Transcribe the lines below character for character, starting with the very first line and stopping after the one that contains "chevron-down-icon — [1327, 23, 1337, 30]".

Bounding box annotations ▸
>> BEGIN

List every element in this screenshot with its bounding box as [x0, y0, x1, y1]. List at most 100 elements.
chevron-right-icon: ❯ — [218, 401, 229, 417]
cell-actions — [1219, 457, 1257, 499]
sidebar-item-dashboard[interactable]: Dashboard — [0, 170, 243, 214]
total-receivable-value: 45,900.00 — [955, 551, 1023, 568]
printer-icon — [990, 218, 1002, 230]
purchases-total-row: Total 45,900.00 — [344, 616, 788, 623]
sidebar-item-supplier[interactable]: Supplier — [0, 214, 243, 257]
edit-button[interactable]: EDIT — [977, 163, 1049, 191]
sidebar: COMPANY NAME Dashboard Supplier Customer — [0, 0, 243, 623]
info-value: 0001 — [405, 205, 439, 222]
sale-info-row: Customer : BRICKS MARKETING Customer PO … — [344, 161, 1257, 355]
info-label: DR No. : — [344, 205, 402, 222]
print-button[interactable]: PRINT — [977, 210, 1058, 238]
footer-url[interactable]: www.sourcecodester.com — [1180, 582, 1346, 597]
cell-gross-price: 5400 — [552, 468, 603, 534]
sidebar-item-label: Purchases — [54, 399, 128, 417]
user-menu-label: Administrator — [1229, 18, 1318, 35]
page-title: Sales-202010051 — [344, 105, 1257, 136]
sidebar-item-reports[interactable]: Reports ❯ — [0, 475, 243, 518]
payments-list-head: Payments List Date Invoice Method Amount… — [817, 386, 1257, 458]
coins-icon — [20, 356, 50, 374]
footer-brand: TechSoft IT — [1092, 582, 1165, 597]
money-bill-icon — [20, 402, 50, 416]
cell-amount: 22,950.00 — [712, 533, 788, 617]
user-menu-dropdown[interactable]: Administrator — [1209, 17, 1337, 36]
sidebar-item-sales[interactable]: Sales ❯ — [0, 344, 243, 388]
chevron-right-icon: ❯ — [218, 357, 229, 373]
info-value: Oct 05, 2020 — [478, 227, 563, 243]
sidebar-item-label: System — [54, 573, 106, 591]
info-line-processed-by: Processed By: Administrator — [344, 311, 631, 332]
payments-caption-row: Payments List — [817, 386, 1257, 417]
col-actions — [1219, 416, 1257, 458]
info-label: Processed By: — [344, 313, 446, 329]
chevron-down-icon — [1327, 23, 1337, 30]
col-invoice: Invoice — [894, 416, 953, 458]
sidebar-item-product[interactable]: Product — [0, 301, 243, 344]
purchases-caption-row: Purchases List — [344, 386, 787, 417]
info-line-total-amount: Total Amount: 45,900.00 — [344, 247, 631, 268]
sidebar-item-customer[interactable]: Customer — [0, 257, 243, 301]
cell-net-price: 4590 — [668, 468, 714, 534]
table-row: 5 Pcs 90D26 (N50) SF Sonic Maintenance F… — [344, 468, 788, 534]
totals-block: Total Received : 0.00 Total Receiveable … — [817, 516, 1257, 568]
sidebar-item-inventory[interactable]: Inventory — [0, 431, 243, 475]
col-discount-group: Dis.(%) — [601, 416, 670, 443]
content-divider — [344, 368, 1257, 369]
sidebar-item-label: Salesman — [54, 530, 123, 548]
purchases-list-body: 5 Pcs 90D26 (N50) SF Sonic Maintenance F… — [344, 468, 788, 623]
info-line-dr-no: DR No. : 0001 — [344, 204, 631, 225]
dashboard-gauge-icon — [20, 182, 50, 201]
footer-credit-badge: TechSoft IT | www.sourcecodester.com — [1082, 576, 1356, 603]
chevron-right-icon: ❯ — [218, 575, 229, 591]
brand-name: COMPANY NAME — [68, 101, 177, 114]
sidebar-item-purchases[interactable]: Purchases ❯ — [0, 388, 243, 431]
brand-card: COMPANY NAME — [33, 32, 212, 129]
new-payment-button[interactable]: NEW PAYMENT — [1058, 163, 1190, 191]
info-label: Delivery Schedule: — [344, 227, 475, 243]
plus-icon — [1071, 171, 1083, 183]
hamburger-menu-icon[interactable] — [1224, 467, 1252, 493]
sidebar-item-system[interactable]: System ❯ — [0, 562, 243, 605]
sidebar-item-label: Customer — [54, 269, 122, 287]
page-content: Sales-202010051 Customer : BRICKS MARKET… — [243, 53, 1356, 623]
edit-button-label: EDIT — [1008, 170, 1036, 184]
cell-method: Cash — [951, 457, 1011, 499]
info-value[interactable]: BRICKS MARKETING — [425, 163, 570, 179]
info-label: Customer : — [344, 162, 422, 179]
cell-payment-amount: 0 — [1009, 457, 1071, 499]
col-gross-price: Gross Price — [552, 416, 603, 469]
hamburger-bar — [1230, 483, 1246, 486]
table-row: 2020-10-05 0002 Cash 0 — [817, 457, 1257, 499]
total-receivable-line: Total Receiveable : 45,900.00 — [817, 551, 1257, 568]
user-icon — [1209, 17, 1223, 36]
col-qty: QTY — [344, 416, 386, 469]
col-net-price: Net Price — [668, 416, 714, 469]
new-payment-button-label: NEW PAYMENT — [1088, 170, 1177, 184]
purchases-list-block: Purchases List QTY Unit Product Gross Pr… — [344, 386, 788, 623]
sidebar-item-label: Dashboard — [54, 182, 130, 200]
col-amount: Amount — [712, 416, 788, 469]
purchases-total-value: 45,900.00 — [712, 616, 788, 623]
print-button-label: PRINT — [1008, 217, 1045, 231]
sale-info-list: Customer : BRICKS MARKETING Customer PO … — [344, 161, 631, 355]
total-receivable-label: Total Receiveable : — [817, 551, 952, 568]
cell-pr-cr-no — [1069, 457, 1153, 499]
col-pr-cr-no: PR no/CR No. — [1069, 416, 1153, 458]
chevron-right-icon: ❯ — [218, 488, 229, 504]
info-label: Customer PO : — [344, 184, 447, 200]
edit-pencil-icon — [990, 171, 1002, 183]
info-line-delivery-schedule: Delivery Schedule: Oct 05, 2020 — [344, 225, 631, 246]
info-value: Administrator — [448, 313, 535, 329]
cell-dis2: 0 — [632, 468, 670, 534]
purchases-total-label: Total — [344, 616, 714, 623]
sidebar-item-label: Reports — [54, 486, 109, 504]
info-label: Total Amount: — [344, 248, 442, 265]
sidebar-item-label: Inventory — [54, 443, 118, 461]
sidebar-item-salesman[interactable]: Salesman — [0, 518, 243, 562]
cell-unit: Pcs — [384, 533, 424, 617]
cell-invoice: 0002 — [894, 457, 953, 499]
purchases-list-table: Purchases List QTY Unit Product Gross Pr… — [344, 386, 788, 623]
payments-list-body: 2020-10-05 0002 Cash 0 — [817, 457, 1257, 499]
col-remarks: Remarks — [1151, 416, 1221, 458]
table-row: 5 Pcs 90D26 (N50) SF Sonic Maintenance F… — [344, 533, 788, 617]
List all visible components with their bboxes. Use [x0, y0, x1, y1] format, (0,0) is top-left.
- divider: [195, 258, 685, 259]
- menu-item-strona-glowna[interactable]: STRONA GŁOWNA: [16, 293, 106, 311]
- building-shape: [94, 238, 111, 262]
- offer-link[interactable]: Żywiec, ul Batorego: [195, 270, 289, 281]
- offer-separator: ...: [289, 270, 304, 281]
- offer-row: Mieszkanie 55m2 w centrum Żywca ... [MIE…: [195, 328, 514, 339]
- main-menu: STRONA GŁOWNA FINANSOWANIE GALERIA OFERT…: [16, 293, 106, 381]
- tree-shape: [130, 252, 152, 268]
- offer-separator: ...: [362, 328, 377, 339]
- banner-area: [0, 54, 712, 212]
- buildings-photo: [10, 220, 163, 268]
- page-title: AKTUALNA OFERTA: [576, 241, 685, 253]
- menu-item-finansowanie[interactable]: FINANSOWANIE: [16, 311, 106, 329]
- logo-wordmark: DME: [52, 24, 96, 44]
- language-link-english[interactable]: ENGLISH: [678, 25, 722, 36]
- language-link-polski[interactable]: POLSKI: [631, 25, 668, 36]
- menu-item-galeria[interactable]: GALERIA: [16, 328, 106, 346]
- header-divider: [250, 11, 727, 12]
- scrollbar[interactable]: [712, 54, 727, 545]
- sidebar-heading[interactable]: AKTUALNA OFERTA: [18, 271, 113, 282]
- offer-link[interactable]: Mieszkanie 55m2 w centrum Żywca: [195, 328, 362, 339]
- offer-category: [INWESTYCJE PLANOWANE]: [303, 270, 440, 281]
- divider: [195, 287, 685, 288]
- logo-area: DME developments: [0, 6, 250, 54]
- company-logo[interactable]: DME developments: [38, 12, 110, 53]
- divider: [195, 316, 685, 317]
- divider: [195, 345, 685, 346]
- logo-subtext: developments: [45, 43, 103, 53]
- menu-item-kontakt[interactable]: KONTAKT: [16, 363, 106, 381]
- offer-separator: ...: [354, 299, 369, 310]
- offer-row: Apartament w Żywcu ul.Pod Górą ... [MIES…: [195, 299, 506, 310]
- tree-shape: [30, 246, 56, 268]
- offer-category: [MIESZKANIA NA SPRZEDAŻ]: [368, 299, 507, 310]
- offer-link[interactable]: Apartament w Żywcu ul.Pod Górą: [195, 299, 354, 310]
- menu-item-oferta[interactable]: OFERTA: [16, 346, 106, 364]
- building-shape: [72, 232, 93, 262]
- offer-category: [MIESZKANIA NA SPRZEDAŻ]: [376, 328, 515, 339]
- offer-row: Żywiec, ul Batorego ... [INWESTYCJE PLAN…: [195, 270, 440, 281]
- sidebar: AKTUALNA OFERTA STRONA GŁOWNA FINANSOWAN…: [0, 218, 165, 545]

>> END

COMPLETE OUTPUT ▸
List every element in this screenshot with its bounding box as [x0, y0, x1, y1]. List at most 100 elements.
chevron-right-icon: ❯ — [218, 401, 229, 417]
cell-actions — [1219, 457, 1257, 499]
sidebar-item-dashboard[interactable]: Dashboard — [0, 170, 243, 214]
total-receivable-value: 45,900.00 — [955, 551, 1023, 568]
printer-icon — [990, 218, 1002, 230]
purchases-total-row: Total 45,900.00 — [344, 616, 788, 623]
sidebar-item-supplier[interactable]: Supplier — [0, 214, 243, 257]
edit-button[interactable]: EDIT — [977, 163, 1049, 191]
sidebar: COMPANY NAME Dashboard Supplier Customer — [0, 0, 243, 623]
info-value: 0001 — [405, 205, 439, 222]
sale-info-row: Customer : BRICKS MARKETING Customer PO … — [344, 161, 1257, 355]
info-label: DR No. : — [344, 205, 402, 222]
print-button[interactable]: PRINT — [977, 210, 1058, 238]
footer-url[interactable]: www.sourcecodester.com — [1180, 582, 1346, 597]
cell-gross-price: 5400 — [552, 468, 603, 534]
sidebar-item-label: Purchases — [54, 399, 128, 417]
user-menu-label: Administrator — [1229, 18, 1318, 35]
page-title: Sales-202010051 — [344, 105, 1257, 136]
sidebar-item-reports[interactable]: Reports ❯ — [0, 475, 243, 518]
payments-list-head: Payments List Date Invoice Method Amount… — [817, 386, 1257, 458]
coins-icon — [20, 356, 50, 374]
footer-brand: TechSoft IT — [1092, 582, 1165, 597]
money-bill-icon — [20, 402, 50, 416]
cell-amount: 22,950.00 — [712, 533, 788, 617]
user-menu-dropdown[interactable]: Administrator — [1209, 17, 1337, 36]
sidebar-item-sales[interactable]: Sales ❯ — [0, 344, 243, 388]
chevron-right-icon: ❯ — [218, 357, 229, 373]
info-value: Oct 05, 2020 — [478, 227, 563, 243]
sidebar-item-label: System — [54, 573, 106, 591]
info-line-processed-by: Processed By: Administrator — [344, 311, 631, 332]
payments-caption-row: Payments List — [817, 386, 1257, 417]
col-actions — [1219, 416, 1257, 458]
info-label: Processed By: — [344, 313, 446, 329]
chevron-down-icon — [1327, 23, 1337, 30]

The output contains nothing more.